▶ _WHAT IS ASKED_
Repeat the material below word for word and leave out all pictures.

▶ _INPUT FOR THIS TASK_
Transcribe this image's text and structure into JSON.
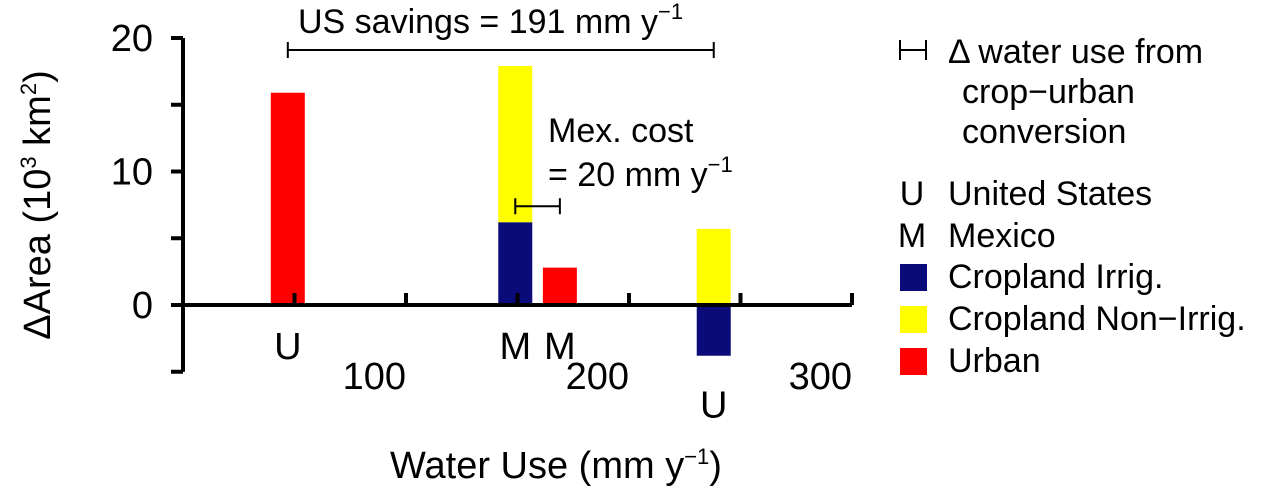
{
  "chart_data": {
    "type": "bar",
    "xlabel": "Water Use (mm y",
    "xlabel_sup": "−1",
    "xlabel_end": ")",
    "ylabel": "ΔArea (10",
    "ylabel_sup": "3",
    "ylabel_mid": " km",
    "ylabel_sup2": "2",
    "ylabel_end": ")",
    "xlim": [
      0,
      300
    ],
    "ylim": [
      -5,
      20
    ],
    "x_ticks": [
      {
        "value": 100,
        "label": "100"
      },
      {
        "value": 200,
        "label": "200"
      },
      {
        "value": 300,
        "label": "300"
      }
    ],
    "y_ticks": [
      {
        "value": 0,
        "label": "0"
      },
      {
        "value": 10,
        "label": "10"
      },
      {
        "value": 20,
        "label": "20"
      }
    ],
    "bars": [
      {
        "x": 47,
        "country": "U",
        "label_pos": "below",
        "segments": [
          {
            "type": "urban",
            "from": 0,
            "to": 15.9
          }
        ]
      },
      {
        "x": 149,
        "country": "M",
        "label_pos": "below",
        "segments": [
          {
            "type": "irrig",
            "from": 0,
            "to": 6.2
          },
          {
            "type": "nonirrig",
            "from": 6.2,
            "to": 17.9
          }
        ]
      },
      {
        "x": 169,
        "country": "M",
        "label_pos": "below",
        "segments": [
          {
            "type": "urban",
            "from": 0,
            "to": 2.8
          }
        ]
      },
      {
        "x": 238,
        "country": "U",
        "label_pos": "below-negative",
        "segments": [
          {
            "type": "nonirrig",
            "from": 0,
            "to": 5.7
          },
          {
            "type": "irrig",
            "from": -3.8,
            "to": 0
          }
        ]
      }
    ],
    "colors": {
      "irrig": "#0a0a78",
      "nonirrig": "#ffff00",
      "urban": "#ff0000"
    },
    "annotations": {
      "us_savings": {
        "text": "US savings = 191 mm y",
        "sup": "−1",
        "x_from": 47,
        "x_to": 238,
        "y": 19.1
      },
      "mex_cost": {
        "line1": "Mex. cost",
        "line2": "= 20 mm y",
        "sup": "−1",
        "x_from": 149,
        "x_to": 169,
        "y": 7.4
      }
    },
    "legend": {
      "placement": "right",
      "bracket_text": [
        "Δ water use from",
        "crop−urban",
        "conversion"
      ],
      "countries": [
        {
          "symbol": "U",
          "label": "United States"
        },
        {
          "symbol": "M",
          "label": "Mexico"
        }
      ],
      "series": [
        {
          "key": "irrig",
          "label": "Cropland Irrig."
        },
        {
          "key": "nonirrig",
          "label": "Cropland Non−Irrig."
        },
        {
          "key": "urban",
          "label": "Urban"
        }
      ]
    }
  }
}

▶ _FINAL ANSWER_
Transcribe this image's text and structure into JSON.
{
  "chart_data": {
    "type": "bar",
    "xlabel": "Water Use (mm y",
    "xlabel_sup": "−1",
    "xlabel_end": ")",
    "ylabel": "ΔArea (10",
    "ylabel_sup": "3",
    "ylabel_mid": " km",
    "ylabel_sup2": "2",
    "ylabel_end": ")",
    "xlim": [
      0,
      300
    ],
    "ylim": [
      -5,
      20
    ],
    "x_ticks": [
      {
        "value": 100,
        "label": "100"
      },
      {
        "value": 200,
        "label": "200"
      },
      {
        "value": 300,
        "label": "300"
      }
    ],
    "y_ticks": [
      {
        "value": 0,
        "label": "0"
      },
      {
        "value": 10,
        "label": "10"
      },
      {
        "value": 20,
        "label": "20"
      }
    ],
    "bars": [
      {
        "x": 47,
        "country": "U",
        "label_pos": "below",
        "segments": [
          {
            "type": "urban",
            "from": 0,
            "to": 15.9
          }
        ]
      },
      {
        "x": 149,
        "country": "M",
        "label_pos": "below",
        "segments": [
          {
            "type": "irrig",
            "from": 0,
            "to": 6.2
          },
          {
            "type": "nonirrig",
            "from": 6.2,
            "to": 17.9
          }
        ]
      },
      {
        "x": 169,
        "country": "M",
        "label_pos": "below",
        "segments": [
          {
            "type": "urban",
            "from": 0,
            "to": 2.8
          }
        ]
      },
      {
        "x": 238,
        "country": "U",
        "label_pos": "below-negative",
        "segments": [
          {
            "type": "nonirrig",
            "from": 0,
            "to": 5.7
          },
          {
            "type": "irrig",
            "from": -3.8,
            "to": 0
          }
        ]
      }
    ],
    "colors": {
      "irrig": "#0a0a78",
      "nonirrig": "#ffff00",
      "urban": "#ff0000"
    },
    "annotations": {
      "us_savings": {
        "text": "US savings = 191 mm y",
        "sup": "−1",
        "x_from": 47,
        "x_to": 238,
        "y": 19.1
      },
      "mex_cost": {
        "line1": "Mex. cost",
        "line2": "= 20 mm y",
        "sup": "−1",
        "x_from": 149,
        "x_to": 169,
        "y": 7.4
      }
    },
    "legend": {
      "placement": "right",
      "bracket_text": [
        "Δ water use from",
        "crop−urban",
        "conversion"
      ],
      "countries": [
        {
          "symbol": "U",
          "label": "United States"
        },
        {
          "symbol": "M",
          "label": "Mexico"
        }
      ],
      "series": [
        {
          "key": "irrig",
          "label": "Cropland Irrig."
        },
        {
          "key": "nonirrig",
          "label": "Cropland Non−Irrig."
        },
        {
          "key": "urban",
          "label": "Urban"
        }
      ]
    }
  }
}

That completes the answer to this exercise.